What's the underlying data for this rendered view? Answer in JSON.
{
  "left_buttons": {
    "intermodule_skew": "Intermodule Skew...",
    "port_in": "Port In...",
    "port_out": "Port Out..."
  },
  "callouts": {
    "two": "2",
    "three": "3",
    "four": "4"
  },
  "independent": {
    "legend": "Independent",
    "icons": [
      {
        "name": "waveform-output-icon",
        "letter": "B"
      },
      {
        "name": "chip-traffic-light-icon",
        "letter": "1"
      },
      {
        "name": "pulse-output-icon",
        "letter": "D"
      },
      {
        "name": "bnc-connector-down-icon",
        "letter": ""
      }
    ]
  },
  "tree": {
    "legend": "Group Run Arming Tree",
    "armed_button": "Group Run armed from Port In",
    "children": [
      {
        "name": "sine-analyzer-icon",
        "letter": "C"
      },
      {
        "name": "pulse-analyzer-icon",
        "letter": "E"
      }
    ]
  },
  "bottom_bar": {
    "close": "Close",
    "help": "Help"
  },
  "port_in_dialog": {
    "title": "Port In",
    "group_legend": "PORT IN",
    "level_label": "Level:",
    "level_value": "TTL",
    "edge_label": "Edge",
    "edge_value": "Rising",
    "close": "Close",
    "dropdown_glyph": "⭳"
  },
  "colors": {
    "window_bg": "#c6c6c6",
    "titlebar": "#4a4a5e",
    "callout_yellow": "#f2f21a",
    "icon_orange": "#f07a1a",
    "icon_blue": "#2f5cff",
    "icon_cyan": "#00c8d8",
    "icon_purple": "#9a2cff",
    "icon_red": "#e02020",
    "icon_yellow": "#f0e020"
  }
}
------------------------------------
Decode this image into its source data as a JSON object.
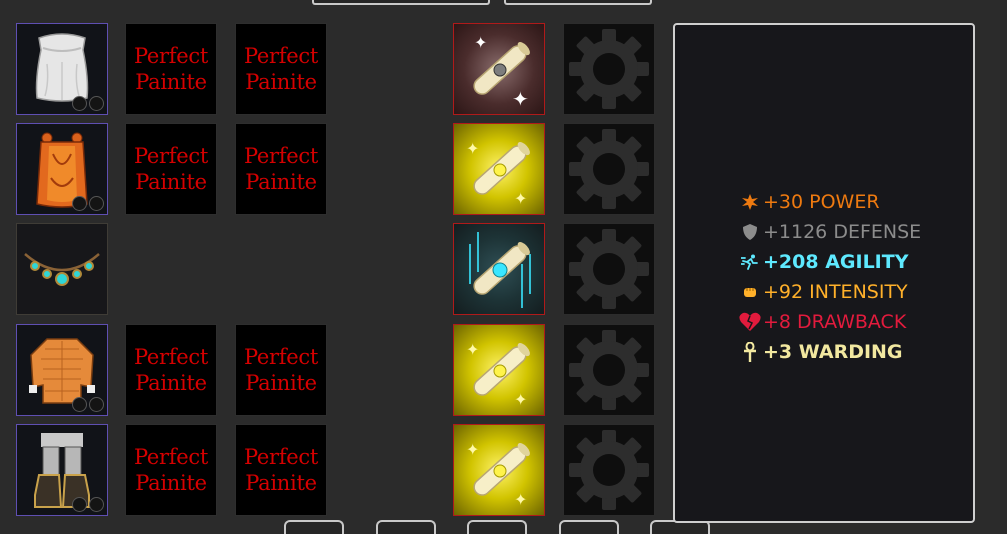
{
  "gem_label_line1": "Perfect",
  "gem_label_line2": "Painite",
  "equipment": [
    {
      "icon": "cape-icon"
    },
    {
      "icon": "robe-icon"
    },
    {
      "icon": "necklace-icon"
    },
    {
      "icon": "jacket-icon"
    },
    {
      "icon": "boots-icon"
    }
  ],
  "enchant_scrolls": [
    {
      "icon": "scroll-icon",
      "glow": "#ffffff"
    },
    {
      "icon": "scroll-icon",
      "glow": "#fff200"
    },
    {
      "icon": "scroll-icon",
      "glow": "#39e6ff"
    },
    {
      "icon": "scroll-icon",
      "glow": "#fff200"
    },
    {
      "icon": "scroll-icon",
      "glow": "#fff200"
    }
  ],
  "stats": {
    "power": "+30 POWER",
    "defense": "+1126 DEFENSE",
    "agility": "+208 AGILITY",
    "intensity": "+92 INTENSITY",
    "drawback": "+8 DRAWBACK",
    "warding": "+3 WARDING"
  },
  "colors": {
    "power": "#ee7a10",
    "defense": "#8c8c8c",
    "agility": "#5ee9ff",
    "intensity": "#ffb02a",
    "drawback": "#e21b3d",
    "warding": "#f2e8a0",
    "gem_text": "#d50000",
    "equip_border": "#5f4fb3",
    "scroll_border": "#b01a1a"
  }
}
------------------------------------
#### What the task requires
In the entries above, locate every line with the word "JSON" and copy it.

#### Exercise answer
What's the underlying data for this rendered view? Answer in JSON.
Decode this image into its source data as a JSON object.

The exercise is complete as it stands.